Have you ever bought a big appliance, like a TV, VCR, or computer, and you didn't want to throw the box away? You just had a sinking feeling that in a year or five years you would move and you would DESPERATELY need that box. Or maybe you were afraid that you would have to return the appliance in a week or two, so you placed the box in the attic.

Well, boxes take a lot of space (and there isn't anybody who couldn't use more space), so the best way to store them is the fold them up and make them flat as a pancake. Much easier to store. The same thing goes for files on your computer. That's how compression was born.

Compression takes all the zeros and ones that make up your computer files and folds them up, making them take up less space. Compression utilities use complex mathematical formulas called algorithms, passing the contents of your file through the math and ending up with something smaller. None of the contents of your file is lost, it's just been replaced with a computer "shorthand". To get your full file back, the utility passes the compressed file through the algorithm backwards. Whammo! You have you old file back, without the shorthand.

• EXTRACTED ENTRIES

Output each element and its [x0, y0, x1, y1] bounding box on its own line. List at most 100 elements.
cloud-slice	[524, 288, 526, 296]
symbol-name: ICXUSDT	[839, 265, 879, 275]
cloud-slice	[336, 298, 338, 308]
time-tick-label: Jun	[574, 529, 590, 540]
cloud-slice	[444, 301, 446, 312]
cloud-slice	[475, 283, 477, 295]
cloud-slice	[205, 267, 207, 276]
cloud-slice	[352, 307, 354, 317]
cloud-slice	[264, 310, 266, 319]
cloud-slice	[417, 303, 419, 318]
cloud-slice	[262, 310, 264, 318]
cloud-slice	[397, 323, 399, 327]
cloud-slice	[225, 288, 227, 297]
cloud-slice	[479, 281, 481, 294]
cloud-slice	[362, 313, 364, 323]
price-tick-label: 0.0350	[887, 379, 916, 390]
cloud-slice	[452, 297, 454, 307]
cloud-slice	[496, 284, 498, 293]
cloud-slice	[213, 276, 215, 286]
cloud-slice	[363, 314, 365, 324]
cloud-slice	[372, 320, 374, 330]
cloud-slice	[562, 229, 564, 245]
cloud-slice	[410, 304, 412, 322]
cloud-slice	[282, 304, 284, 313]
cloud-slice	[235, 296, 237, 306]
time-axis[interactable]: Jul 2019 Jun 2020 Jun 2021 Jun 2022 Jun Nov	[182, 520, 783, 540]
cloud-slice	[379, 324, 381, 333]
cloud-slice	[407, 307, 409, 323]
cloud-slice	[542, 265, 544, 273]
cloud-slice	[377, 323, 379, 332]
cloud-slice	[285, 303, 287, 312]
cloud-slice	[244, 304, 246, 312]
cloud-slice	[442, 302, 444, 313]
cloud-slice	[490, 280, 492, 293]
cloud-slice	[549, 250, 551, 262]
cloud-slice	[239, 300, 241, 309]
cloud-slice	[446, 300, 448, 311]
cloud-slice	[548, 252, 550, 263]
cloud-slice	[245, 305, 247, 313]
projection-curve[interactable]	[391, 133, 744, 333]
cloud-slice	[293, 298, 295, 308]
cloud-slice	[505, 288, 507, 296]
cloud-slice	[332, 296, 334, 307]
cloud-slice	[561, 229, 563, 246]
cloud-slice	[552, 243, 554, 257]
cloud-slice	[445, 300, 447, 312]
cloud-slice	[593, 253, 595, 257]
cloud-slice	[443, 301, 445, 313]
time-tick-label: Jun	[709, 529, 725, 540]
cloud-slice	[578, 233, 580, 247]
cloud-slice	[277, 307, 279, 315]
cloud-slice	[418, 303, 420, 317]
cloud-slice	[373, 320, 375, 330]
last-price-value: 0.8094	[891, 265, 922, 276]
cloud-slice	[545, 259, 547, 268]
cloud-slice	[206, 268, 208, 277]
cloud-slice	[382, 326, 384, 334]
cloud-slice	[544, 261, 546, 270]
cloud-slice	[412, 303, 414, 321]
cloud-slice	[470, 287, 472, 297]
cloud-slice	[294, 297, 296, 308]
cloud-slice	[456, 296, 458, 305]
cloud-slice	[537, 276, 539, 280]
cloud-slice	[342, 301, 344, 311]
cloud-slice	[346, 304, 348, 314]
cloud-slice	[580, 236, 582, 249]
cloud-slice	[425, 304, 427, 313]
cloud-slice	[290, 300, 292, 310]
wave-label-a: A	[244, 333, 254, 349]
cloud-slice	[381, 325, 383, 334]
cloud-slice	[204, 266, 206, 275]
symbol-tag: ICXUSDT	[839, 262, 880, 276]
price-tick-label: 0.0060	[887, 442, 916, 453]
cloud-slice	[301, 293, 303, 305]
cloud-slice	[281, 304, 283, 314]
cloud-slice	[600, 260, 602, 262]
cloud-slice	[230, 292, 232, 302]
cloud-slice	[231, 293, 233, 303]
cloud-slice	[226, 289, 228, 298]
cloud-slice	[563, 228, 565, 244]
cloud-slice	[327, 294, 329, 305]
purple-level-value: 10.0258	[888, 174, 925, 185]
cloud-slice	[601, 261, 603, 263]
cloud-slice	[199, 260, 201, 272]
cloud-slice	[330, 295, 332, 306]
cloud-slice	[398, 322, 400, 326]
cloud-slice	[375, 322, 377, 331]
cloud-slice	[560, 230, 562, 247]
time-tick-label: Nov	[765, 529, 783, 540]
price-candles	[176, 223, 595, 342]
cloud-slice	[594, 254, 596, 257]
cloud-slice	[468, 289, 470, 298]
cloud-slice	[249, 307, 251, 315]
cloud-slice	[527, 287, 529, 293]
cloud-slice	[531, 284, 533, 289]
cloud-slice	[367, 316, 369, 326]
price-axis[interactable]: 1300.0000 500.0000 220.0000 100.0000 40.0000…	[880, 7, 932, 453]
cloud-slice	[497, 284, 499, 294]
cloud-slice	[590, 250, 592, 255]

• YOUR TASK
Please say whether each statement below agrees with the passage on file compression, giving yes or no and quoting the words of the text that decide it.
(a) Compressing a file loses some of its contents.
(b) Compression utilities rely on mathematical formulas called algorithms.
(c) To get the full file back, the utility runs the compressed file through the algorithm backwards.

• ANSWER BOX
(a) No: "None of the contents of your file is lost"
(b) Yes: "Compression utilities use complex mathematical formulas called algorithms"
(c) Yes: "the utility passes the compressed file through the algorithm backwards"